# OBJECTIVE
In the data, extract each line that holds the string "Freier".

*****

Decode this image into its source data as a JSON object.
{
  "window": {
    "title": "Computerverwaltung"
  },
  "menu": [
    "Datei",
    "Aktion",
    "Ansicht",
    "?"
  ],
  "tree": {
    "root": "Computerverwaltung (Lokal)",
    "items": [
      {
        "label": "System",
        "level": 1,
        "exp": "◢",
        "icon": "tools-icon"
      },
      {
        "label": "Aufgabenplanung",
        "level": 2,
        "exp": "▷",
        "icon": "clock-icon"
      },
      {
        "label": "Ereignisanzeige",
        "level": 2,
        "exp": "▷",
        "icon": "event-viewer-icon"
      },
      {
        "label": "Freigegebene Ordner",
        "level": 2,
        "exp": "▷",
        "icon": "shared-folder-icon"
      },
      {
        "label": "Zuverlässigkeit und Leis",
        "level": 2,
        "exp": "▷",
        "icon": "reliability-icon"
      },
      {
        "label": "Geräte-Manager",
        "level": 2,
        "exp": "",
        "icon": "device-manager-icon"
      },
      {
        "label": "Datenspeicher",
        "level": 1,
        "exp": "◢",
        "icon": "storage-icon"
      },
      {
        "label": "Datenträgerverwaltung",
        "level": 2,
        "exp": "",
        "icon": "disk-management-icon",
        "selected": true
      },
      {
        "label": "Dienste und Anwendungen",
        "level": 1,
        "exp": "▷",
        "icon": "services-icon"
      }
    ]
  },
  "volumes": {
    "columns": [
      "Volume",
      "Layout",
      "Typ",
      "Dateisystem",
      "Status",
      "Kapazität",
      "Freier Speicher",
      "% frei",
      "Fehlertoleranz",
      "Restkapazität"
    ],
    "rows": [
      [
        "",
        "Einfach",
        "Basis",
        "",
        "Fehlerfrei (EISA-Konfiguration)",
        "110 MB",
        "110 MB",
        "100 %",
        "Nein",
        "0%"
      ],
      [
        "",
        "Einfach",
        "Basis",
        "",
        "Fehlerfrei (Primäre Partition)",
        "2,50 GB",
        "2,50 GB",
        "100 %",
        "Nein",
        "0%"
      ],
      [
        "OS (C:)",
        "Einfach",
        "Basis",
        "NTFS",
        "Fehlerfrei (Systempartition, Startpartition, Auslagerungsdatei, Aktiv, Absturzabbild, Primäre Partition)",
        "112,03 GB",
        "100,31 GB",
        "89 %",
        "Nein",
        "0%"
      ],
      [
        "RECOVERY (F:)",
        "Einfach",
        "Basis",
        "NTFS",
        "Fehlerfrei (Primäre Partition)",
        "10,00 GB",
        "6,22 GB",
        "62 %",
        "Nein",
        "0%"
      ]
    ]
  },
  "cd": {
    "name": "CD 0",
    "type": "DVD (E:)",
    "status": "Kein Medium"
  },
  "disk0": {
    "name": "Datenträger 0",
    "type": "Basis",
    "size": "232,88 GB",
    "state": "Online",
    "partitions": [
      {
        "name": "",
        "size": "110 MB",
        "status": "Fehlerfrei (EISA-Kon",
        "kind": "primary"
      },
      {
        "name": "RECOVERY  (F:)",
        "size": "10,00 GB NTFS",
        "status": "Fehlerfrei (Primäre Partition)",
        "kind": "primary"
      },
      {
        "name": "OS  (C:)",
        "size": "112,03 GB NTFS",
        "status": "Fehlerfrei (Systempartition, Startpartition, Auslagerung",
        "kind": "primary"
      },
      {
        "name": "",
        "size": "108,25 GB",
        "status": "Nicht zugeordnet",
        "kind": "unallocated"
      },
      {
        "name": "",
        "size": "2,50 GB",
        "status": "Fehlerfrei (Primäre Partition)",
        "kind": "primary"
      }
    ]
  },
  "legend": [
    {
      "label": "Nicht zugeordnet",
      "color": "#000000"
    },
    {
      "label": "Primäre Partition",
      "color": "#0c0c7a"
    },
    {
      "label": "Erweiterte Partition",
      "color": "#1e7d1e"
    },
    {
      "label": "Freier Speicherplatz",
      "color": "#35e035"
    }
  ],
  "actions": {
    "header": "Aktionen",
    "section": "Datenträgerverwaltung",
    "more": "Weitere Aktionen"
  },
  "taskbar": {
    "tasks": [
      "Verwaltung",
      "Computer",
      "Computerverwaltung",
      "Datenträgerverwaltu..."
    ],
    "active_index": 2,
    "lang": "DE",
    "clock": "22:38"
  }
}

*****

# SOLUTION TO THE PROBLEM
      "Freier Speicher",
      "label": "Freier Speicherplatz",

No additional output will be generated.